-- BEGIN EXERCISE MATERIALS --

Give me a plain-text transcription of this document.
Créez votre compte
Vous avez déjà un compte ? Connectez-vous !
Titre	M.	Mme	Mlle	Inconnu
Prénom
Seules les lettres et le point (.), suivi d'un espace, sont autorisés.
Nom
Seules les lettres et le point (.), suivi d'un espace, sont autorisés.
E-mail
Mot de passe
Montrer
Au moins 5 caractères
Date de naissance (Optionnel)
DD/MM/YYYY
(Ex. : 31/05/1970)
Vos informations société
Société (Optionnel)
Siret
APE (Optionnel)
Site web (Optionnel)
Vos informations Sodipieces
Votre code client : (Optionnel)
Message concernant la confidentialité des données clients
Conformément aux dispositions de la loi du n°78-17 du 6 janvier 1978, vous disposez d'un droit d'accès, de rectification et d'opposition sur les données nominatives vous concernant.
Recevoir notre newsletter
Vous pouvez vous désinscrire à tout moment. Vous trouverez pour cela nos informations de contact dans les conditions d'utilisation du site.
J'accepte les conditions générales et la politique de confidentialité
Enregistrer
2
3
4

-- END EXERCISE MATERIALS --

» **THE PROBLEM**
Using the records above, gather all lines where the string "informations" is present.

» **SOLUTION TO THE PROBLEM**
Vos informations société
Vos informations Sodipieces
Vous pouvez vous désinscrire à tout moment. Vous trouverez pour cela nos informations de contact dans les conditions d'utilisation du site.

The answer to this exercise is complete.